* Material for this task *
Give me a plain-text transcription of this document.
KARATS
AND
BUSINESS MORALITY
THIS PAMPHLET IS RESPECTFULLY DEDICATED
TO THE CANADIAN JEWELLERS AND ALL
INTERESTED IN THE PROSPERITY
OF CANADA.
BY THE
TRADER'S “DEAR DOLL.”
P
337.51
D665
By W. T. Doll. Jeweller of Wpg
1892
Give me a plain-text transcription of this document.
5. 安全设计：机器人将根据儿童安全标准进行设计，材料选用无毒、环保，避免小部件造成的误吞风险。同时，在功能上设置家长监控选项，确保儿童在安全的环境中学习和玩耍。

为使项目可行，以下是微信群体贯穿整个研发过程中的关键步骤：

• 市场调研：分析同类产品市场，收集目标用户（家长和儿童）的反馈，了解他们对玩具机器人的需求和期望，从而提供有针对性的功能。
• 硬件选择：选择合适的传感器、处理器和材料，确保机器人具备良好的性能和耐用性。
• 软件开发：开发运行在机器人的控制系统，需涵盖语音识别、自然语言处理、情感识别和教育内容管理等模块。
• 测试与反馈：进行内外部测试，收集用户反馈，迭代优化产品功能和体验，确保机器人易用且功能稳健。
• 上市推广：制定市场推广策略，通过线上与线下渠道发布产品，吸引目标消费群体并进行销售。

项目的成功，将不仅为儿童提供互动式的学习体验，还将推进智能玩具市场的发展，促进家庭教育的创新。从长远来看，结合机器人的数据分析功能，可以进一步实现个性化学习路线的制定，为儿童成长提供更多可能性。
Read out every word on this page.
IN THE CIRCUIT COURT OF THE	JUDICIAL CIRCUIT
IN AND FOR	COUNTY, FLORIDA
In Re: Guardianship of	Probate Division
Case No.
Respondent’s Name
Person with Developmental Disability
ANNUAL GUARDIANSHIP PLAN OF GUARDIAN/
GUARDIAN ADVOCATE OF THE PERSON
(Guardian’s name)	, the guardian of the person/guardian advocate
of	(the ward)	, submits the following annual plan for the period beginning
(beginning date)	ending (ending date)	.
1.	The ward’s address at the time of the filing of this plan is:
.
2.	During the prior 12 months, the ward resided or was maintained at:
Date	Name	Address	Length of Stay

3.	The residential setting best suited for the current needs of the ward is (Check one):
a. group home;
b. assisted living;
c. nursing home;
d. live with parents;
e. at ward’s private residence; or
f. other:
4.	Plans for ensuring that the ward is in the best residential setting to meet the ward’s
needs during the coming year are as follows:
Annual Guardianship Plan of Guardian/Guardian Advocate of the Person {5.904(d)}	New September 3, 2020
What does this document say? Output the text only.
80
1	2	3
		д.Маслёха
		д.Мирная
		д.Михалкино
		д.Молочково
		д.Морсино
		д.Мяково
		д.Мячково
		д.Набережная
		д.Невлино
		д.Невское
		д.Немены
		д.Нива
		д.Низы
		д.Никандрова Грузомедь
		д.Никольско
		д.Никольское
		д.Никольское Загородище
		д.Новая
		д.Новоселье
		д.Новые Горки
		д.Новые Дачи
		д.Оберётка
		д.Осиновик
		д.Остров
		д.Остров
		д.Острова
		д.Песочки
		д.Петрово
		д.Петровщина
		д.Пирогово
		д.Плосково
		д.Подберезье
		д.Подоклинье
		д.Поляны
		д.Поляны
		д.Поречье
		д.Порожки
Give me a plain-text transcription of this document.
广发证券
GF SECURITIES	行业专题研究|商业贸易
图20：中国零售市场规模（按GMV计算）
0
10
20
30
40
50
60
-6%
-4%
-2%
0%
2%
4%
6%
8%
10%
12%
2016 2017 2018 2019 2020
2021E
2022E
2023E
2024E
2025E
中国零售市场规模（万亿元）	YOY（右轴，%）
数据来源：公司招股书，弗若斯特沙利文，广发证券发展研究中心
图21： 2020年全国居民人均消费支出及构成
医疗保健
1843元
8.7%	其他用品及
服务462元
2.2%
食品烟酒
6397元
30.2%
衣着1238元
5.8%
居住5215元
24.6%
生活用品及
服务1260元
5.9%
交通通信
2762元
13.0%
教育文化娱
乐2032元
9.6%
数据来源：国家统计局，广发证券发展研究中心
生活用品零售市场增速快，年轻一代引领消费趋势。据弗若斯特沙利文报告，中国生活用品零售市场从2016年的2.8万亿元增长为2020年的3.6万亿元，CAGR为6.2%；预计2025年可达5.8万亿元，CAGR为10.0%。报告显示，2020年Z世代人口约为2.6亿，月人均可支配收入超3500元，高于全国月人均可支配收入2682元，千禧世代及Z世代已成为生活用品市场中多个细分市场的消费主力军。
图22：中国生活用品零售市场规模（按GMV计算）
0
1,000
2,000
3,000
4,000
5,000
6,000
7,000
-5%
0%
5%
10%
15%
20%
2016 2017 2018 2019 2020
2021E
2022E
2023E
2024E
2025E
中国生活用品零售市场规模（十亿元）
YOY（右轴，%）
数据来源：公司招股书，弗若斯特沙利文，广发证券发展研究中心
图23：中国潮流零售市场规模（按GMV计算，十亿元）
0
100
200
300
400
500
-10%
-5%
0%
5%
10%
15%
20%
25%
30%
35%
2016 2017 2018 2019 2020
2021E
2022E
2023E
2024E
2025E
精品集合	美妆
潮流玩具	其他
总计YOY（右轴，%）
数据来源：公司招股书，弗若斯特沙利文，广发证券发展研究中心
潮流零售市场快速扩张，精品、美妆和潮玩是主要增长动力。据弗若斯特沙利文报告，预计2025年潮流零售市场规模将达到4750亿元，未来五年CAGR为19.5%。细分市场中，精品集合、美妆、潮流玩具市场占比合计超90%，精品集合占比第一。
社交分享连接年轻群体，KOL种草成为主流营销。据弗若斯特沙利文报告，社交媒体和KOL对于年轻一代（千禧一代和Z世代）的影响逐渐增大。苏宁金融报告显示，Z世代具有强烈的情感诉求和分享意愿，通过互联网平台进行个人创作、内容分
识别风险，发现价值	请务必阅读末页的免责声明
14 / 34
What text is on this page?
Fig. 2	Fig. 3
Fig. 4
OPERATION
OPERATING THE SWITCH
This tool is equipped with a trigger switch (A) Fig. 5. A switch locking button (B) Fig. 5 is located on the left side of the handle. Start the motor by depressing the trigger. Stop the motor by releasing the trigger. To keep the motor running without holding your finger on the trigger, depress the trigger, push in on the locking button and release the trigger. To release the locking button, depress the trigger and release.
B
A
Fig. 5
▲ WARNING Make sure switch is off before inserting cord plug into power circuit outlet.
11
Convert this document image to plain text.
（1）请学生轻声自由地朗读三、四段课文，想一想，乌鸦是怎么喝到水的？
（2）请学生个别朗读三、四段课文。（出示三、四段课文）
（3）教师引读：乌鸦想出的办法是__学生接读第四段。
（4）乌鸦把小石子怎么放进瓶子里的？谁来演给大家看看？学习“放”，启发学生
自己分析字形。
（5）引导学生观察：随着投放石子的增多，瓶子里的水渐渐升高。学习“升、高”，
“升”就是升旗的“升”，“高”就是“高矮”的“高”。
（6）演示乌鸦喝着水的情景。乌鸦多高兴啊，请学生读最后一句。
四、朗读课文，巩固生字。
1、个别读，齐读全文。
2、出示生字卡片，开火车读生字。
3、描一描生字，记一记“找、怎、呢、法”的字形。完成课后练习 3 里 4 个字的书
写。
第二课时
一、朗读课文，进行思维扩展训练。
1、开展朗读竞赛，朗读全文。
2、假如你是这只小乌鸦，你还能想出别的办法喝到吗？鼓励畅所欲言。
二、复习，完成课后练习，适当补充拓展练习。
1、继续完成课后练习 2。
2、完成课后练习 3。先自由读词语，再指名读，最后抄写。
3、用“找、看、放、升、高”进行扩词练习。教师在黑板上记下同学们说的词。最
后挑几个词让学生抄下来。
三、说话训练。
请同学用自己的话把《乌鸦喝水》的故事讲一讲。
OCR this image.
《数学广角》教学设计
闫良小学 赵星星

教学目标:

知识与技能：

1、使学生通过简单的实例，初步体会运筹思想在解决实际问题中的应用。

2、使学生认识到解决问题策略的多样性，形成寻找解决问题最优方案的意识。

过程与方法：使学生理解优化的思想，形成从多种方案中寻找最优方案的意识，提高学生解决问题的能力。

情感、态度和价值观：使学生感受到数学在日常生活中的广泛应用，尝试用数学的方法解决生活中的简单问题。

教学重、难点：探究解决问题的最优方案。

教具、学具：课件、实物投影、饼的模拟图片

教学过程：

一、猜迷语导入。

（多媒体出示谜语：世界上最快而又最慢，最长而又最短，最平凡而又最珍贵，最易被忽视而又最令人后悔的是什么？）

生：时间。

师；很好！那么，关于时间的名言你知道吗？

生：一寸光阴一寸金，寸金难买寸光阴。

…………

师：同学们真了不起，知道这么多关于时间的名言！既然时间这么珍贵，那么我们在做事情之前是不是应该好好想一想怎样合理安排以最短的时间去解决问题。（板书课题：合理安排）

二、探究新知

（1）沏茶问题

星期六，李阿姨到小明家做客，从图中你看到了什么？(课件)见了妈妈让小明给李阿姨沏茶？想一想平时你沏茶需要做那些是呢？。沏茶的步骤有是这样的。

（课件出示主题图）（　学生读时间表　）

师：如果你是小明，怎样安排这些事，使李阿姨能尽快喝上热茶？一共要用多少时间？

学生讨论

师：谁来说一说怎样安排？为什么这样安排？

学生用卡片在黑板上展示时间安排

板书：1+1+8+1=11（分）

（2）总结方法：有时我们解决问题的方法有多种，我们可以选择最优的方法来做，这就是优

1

* Work required *
Lines containing the string "residential" are to be selected and copied.

* Final result *
3.	The residential setting best suited for the current needs of the ward is (Check one):
4.	Plans for ensuring that the ward is in the best residential setting to meet the ward’s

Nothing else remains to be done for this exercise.